■ PROVIDED PASSAGE

──────────────────────────────

Monday, January 18, 2010

Happy New Year - Let's get busy!


I know I'm coming in a solid 18 days late, but Happy New Year!

Before I start firing off about the specific thoughts in my head, I would like to take a small moment and go over how you should pronounce the current year. If you have read this somewhere else, please feel free to skip to the next section. However, if you're one of those people who isn't quite sure how to say the current year when speaking to others, please take a moment and indulge yourself in this community service message.

We have grown accustomed to saying "Two-Thousand and..." for the past nine years. If you shortened it, I'm sure you've said, "Oh [number]" as in "Oh-nine". This, however, should be erased from your memory for the next 90 years.

To start, I'd like you to say out loud (or in your head if you're in the office and people would think you a freak.) (unless they already do... then out loud is fine) (and probably expected)(... freak)

1810

How did you say it? Probably "Eighteen Ten", which is exactly the correct way of saying it. Let's try another:

1910

Now how did you say that one? If you said "Nineteen Ten" then you're doing great. Let's do one more:

2010

This one is tricky. If you said, "Two Thousand and Ten" then I should smack you in your little melon head. Why in god's name would you purposely add 2 extra syllables to the pronunciation of the current year?

The correct way to say this year is: "Twenty Ten". Look at that amazingness! Only 3 syllables and a consistency through the ages.

Now you won't look like a colossal douche-bag when you say the date to your friends.

You're welcome.




But that really isn't the point of today's post...




Let's all beat the crap out of our kids.

Straight up!

Punishment is never a fun topic to talk about, especially with friends. We all have our own ways and our differing opinions on the topic and sometimes it even gets to the level of religion or politics when the discussion comes up in a group setting.

I like the generalize the crap out of people (helps my little mind understand oddities), so I've come up with a list (squeee!) of the typical groupings of parents with their ideas of punishment.

- The "my child is an angel" parent.
No, no your kid is not. All kids are hellions with spacklings of cute. I've seen your kid scream and cry when he doesn't get his way. What you're doing is raising a child who is destined to victimize themselves throughout life and demand that all things should be handed to them while in turn they think that they are flawless.
Expert Level: Your child is a full blown narcissist.

- The "if I ignore it, it goes away" parent.
Go ahead, turn the TV up louder. If you can't hear it, it must not exist. Maybe stay at work extra late so you don't have to deal with it when you get home since they'll be asleep. Turn your back in the store and pretend that it's someone else's kid (pretty sure the clinging to your pant leg is a total give-away though). Your child will be lucky if they grow up at all.

──────────────────────────────

■ TASKS
a) Translate this sentence from the blog post into Spanish: "Punishment is never a fun topic to talk about, especially with friends."
b) In the blog post, what does the writer give as the correct way to say the year 2010?
c) Write a continuation of the blog post about pronouncing the year and parents' ideas of punishment, starting right after its last sentence.

──────────────────────────────

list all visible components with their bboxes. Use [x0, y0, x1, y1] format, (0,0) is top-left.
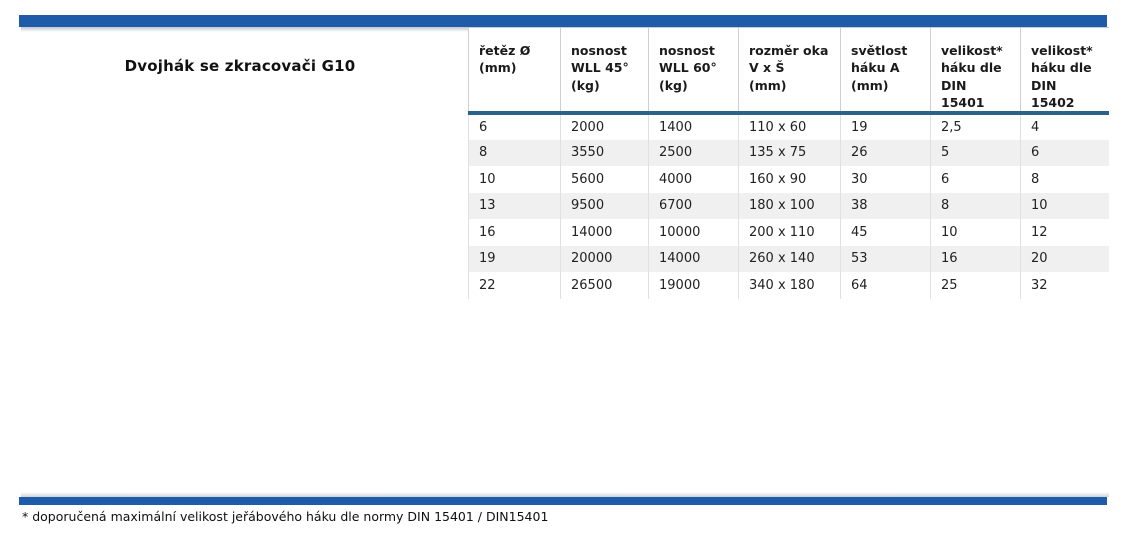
table-cell: 8 — [1020, 166, 1109, 193]
table-cell: 180 x 100 — [738, 192, 841, 219]
column-header-wll-60: nosnost WLL 60° (kg) — [648, 28, 739, 115]
table-cell: 30 — [840, 166, 931, 193]
table-cell: 53 — [840, 245, 931, 272]
spec-table: řetěz Ø (mm) nosnost WLL 45° (kg) nosnos… — [468, 28, 1109, 299]
table-cell: 160 x 90 — [738, 166, 841, 193]
table-cell: 12 — [1020, 219, 1109, 246]
table-cell: 6 — [930, 166, 1021, 193]
table-row: 8 3550 2500 135 x 75 26 5 6 — [468, 139, 1109, 166]
table-cell: 6 — [468, 113, 561, 140]
table-cell: 8 — [930, 192, 1021, 219]
table-cell: 135 x 75 — [738, 139, 841, 166]
table-cell: 10 — [930, 219, 1021, 246]
column-header-wll-45: nosnost WLL 45° (kg) — [560, 28, 649, 115]
table-cell: 22 — [468, 272, 561, 299]
table-cell: 26 — [840, 139, 931, 166]
table-cell: 19 — [840, 113, 931, 140]
table-cell: 8 — [468, 139, 561, 166]
table-cell: 4000 — [648, 166, 739, 193]
table-cell: 110 x 60 — [738, 113, 841, 140]
table-cell: 1400 — [648, 113, 739, 140]
table-header-row: řetěz Ø (mm) nosnost WLL 45° (kg) nosnos… — [468, 28, 1109, 115]
table-cell: 19 — [468, 245, 561, 272]
table-row: 10 5600 4000 160 x 90 30 6 8 — [468, 166, 1109, 193]
bottom-accent-bar — [19, 492, 1109, 505]
table-cell: 4 — [1020, 113, 1109, 140]
table-row: 6 2000 1400 110 x 60 19 2,5 4 — [468, 113, 1109, 140]
table-cell: 16 — [468, 219, 561, 246]
table-cell: 10 — [1020, 192, 1109, 219]
table-cell: 200 x 110 — [738, 219, 841, 246]
table-cell: 2000 — [560, 113, 649, 140]
table-row: 13 9500 6700 180 x 100 38 8 10 — [468, 192, 1109, 219]
table-cell: 64 — [840, 272, 931, 299]
footnote: * doporučená maximální velikost jeřábové… — [22, 509, 549, 524]
table-cell: 260 x 140 — [738, 245, 841, 272]
table-row: 22 26500 19000 340 x 180 64 25 32 — [468, 272, 1109, 299]
table-cell: 38 — [840, 192, 931, 219]
table-cell: 45 — [840, 219, 931, 246]
table-cell: 14000 — [648, 245, 739, 272]
table-cell: 9500 — [560, 192, 649, 219]
column-header-eye-size: rozměr oka V x Š (mm) — [738, 28, 841, 115]
table-cell: 19000 — [648, 272, 739, 299]
table-cell: 2,5 — [930, 113, 1021, 140]
table-row: 19 20000 14000 260 x 140 53 16 20 — [468, 245, 1109, 272]
table-cell: 13 — [468, 192, 561, 219]
table-cell: 20 — [1020, 245, 1109, 272]
table-cell: 10 — [468, 166, 561, 193]
table-cell: 10000 — [648, 219, 739, 246]
page-title: Dvojhák se zkracovači G10 — [124, 57, 356, 75]
table-row: 16 14000 10000 200 x 110 45 10 12 — [468, 219, 1109, 246]
column-header-chain-diameter: řetěz Ø (mm) — [468, 28, 561, 115]
table-cell: 25 — [930, 272, 1021, 299]
table-cell: 5 — [930, 139, 1021, 166]
table-cell: 3550 — [560, 139, 649, 166]
table-cell: 2500 — [648, 139, 739, 166]
table-cell: 340 x 180 — [738, 272, 841, 299]
table-cell: 6 — [1020, 139, 1109, 166]
column-header-hook-clearance: světlost háku A (mm) — [840, 28, 931, 115]
title-block: Dvojhák se zkracovači G10 — [20, 30, 460, 102]
table-cell: 14000 — [560, 219, 649, 246]
table-cell: 16 — [930, 245, 1021, 272]
table-cell: 32 — [1020, 272, 1109, 299]
table-cell: 5600 — [560, 166, 649, 193]
column-header-hook-size-din15402: velikost* háku dle DIN 15402 — [1020, 28, 1109, 115]
table-cell: 20000 — [560, 245, 649, 272]
table-cell: 26500 — [560, 272, 649, 299]
column-header-hook-size-din15401: velikost* háku dle DIN 15401 — [930, 28, 1021, 115]
top-accent-bar — [19, 15, 1109, 32]
table-cell: 6700 — [648, 192, 739, 219]
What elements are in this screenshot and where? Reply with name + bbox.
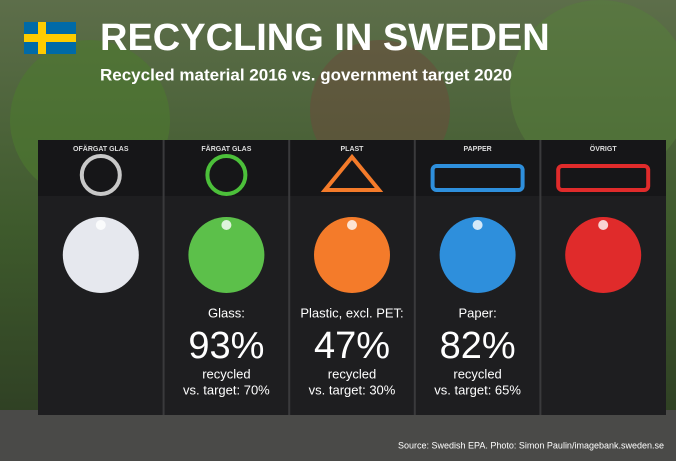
icon <box>565 217 642 293</box>
material: Plastic, excl. PET: <box>300 305 403 320</box>
recycled-share: 47% <box>314 325 390 367</box>
source: Source: Swedish EPA. Photo: Simon Paulin… <box>398 440 664 450</box>
material: Glass: <box>208 305 245 320</box>
icon <box>439 217 516 293</box>
tree <box>510 0 676 180</box>
flag-cross <box>24 34 76 42</box>
icon-badge <box>472 220 483 230</box>
recycled-text: recycled <box>328 366 376 381</box>
bin-label: PLAST <box>341 146 365 153</box>
icon-badge <box>221 220 232 230</box>
recycled-share: 82% <box>440 325 516 367</box>
icon <box>62 217 139 293</box>
opening <box>556 164 651 192</box>
opening <box>205 154 248 196</box>
ground <box>0 410 676 461</box>
recycled-share: 93% <box>188 325 264 367</box>
bin-label: FÄRGAT GLAS <box>201 145 251 153</box>
opening <box>430 164 525 192</box>
bin-columns: OFÄRGAT GLAS FÄRGAT GLASGlass:93%recycled… <box>62 140 651 415</box>
target: vs. target: 65% <box>434 382 521 397</box>
icon-badge <box>598 220 609 230</box>
icon <box>314 217 390 293</box>
title: RECYCLING IN SWEDEN <box>100 17 550 59</box>
opening <box>320 153 384 192</box>
opening <box>79 154 122 196</box>
target: vs. target: 70% <box>183 382 270 397</box>
subtitle: Recycled material 2016 vs. government ta… <box>100 65 512 84</box>
icon-badge <box>95 220 106 230</box>
recycled-text: recycled <box>453 366 501 381</box>
bin-label: ÖVRIGT <box>590 144 618 153</box>
recycled-text: recycled <box>202 366 250 381</box>
material: Paper: <box>458 305 496 320</box>
icon-badge <box>347 220 357 230</box>
icon <box>188 217 265 293</box>
bin-label: OFÄRGAT GLAS <box>73 145 129 153</box>
target: vs. target: 30% <box>309 382 396 397</box>
bin-label: PAPPER <box>463 146 491 153</box>
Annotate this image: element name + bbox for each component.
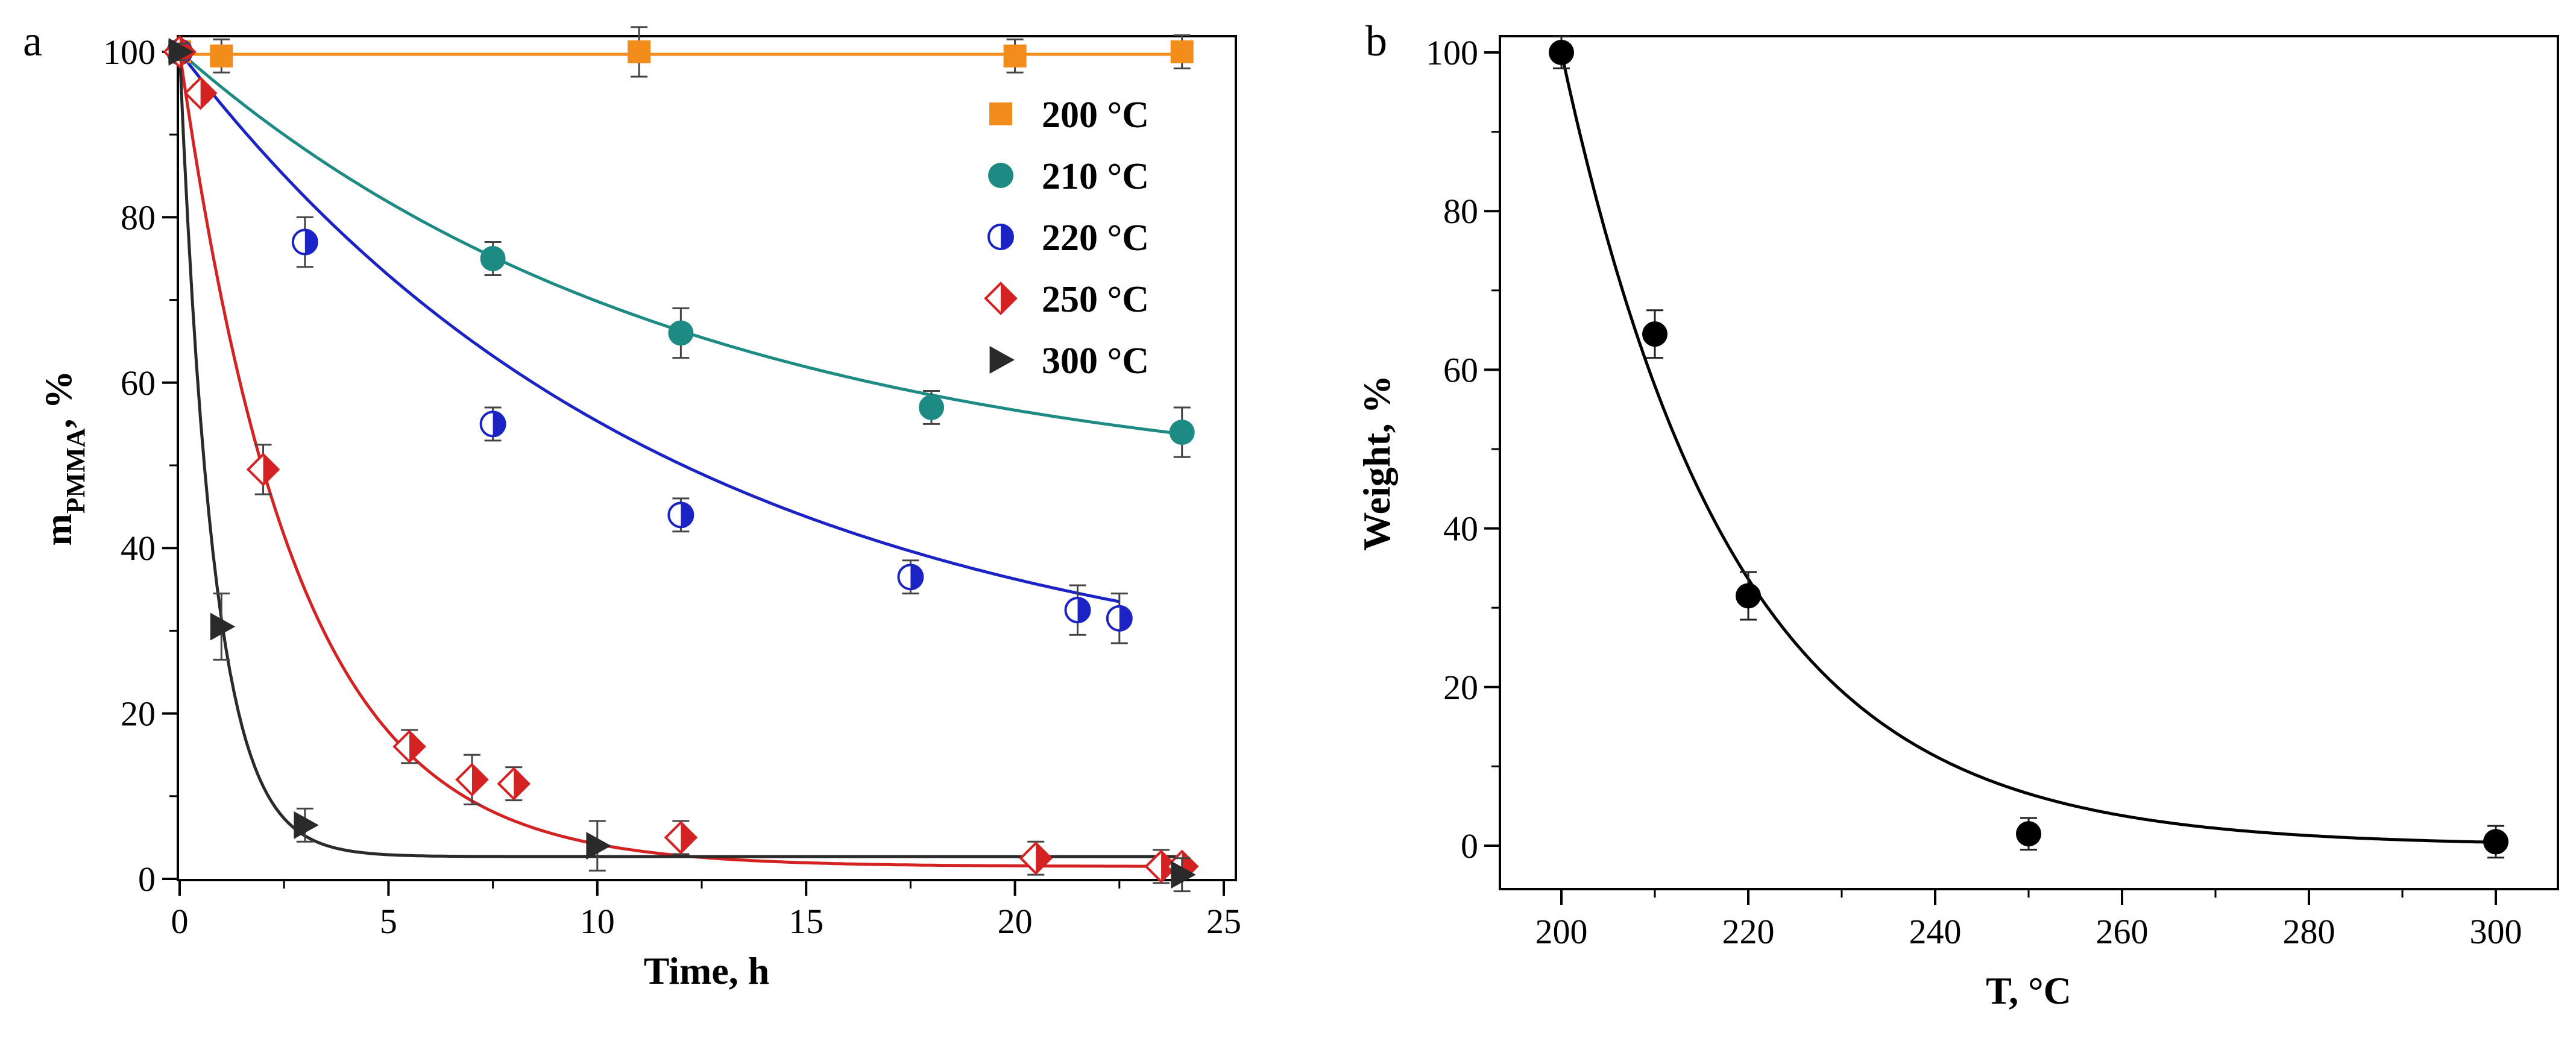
b-x-tick-label: 220 [1722,912,1775,951]
legend-label-1: 210 °C [1042,156,1149,197]
a-data-point-series-1 [668,320,694,346]
panel-a-ticks: 0 5 10 15 20 25 0 20 40 60 80 100 [103,33,1241,941]
a-data-point-series-2 [291,228,318,256]
a-y-tick-label: 40 [121,529,156,568]
legend-marker-3 [984,282,1018,315]
a-data-point-series-0 [1003,44,1027,68]
panel-a-legend: 200 °C 210 °C 220 °C 250 °C 300 °C [984,95,1149,382]
panel-a-y-axis-title-sub: PMMA [61,428,90,514]
panel-a-plot-frame [177,35,1237,881]
panel-a-fit-curves [178,51,1183,868]
a-fit-curve-series-1 [178,51,1183,436]
a-data-point-series-3 [1019,841,1053,875]
a-x-tick-label: 10 [580,902,615,941]
panel-b-label: b [1365,17,1387,65]
a-data-point-series-4 [1171,861,1196,889]
panel-b-data-points [1549,36,2508,859]
b-data-point-series-0 [2483,829,2508,855]
a-x-tick-label: 15 [789,902,824,941]
a-data-point-series-3 [246,453,280,486]
a-y-tick-label: 60 [121,363,156,403]
panel-a-y-axis-title-suffix: , % [37,370,80,428]
a-data-point-series-3 [455,763,489,797]
b-x-tick-label: 200 [1535,912,1588,951]
panel-a-y-axis-title: mPMMA, % [37,370,90,546]
b-data-point-series-0 [1642,321,1667,347]
panel-b-fit-curve [1560,52,2496,844]
a-data-point-series-1 [919,394,945,420]
a-data-point-series-4 [294,811,319,839]
b-x-tick-label: 240 [1909,912,1962,951]
b-y-tick-label: 80 [1443,192,1478,231]
panel-b-plot-frame [1499,35,2559,890]
panel-b: b 200 220 240 260 280 300 0 20 40 60 80 100 T, °C W… [1355,17,2559,1012]
panel-a-y-axis-title-main: m [37,514,80,546]
legend-marker-4 [989,346,1015,374]
a-data-point-series-1 [480,246,506,271]
legend-label-3: 250 °C [1042,279,1149,320]
panel-b-x-axis-title: T, °C [1986,969,2071,1012]
a-y-tick-label: 20 [121,694,156,734]
b-y-tick-label: 20 [1443,668,1478,707]
b-y-tick-label: 0 [1461,826,1478,866]
b-y-tick-label: 60 [1443,350,1478,389]
legend-entry-3: 250 °C [984,279,1149,320]
a-data-point-series-4 [210,612,236,641]
panel-b-ticks: 200 220 240 260 280 300 0 20 40 60 80 100 [1426,33,2522,951]
b-x-tick-label: 280 [2283,912,2335,951]
a-y-tick-label: 0 [138,860,156,899]
a-data-point-series-2 [667,502,694,529]
legend-label-4: 300 °C [1042,341,1149,382]
panel-a-data-points [163,26,1199,893]
a-x-tick-label: 20 [998,902,1033,941]
a-data-point-series-0 [210,44,233,68]
a-y-tick-label: 100 [103,33,156,72]
panel-a-x-axis-title: Time, h [644,949,770,992]
b-y-tick-label: 100 [1426,33,1478,72]
legend-entry-4: 300 °C [989,341,1149,382]
a-y-tick-label: 80 [121,198,156,237]
b-x-tick-label: 260 [2096,912,2149,951]
b-data-point-series-0 [1736,583,1761,609]
legend-label-0: 200 °C [1042,95,1149,136]
a-fit-curve-series-3 [178,51,1182,868]
a-data-point-series-0 [628,40,651,63]
a-data-point-series-3 [183,76,218,110]
b-data-point-series-0 [2016,821,2041,847]
a-data-point-series-3 [664,820,698,855]
legend-entry-0: 200 °C [989,95,1149,136]
panel-a: a 0 5 10 15 20 25 0 20 40 60 80 100 Time, h mPMMA, … [23,17,1241,992]
a-data-point-series-3 [392,729,426,764]
b-x-tick-label: 300 [2470,912,2522,951]
legend-marker-1 [988,163,1013,188]
legend-label-2: 220 °C [1042,218,1149,259]
a-data-point-series-4 [586,832,611,860]
a-x-tick-label: 5 [380,902,397,941]
a-data-point-series-2 [897,564,924,591]
a-data-point-series-2 [479,410,506,438]
a-x-tick-label: 0 [171,902,189,941]
b-fit-curve-series-0 [1560,52,2496,844]
a-data-point-series-1 [1169,420,1195,445]
a-data-point-series-4 [168,38,194,66]
a-data-point-series-3 [497,767,531,801]
a-data-point-series-2 [1106,605,1133,632]
a-fit-curve-series-4 [178,51,1182,858]
panel-a-label: a [23,17,42,65]
a-x-tick-label: 25 [1206,902,1241,941]
b-y-tick-label: 40 [1443,509,1478,549]
panel-b-y-axis-title: Weight, % [1355,375,1398,551]
legend-marker-2 [987,224,1014,250]
legend-entry-2: 220 °C [987,218,1149,259]
a-data-point-series-0 [1170,40,1194,63]
a-fit-curve-series-2 [178,51,1120,603]
a-data-point-series-2 [1064,597,1091,624]
legend-entry-1: 210 °C [988,156,1149,197]
b-data-point-series-0 [1549,40,1574,65]
legend-marker-0 [989,102,1012,125]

──────────────────────────────

■ WRITTEN ANSWERS
a) El castigo nunca es un tema divertido del que hablar, sobre todo con amigos.

b) "Twenty Ten."

c)
Expert Level: You leave your kid at the store.

- The "my child fell down the stairs" parent.
Calling DCFS, calling DCFS, coming DCFS - we have a "person" who isn't worth the dirt I walk on. In all seriousness, if you've ever purposely and intentionally hurt your child to the point of injury, consider not being a parent anymore, cause I'm pretty sure I just stopped considering you a human.
Expert Level: Let's not go there.

- The "threaten with no follow through" parent.
Now this one I see a lot of, and I understand that you have to pick your battles wisely, but I'm focusing on the parents that ONLY punish this way. Maybe it's the hope that the threat will be enough to properly train a child. Here's a little news flash: It's not. Kids are smart. Wicked freaking smart. And they can totally tell when you're full of shit. Then, they'll start manipulating situations so that you threaten them, and they play "hurt", and then they still get their way. You're training your child that warnings in life don't apply to them.
Export Level: "High Voltage" signs excluded your child.

- The "emotional rage" parent.
These are also pretty common (at least when I was growing up it was common). The child (remember, they're all hellions) goes off and does something sassy or stupid that really pisses you off. Then, in the whirlwind of rage you fly off the broom handle you rode in on and unleash the fury of pent-up aggression from all aspects of life through a wooden spoon or a belt or the hand soap in the bathroom.
Export Level: Screaming and anger no longer faze your child.


Obviously this is satirical...

... but I'm sure we've all crossed the borders of some of these here and there.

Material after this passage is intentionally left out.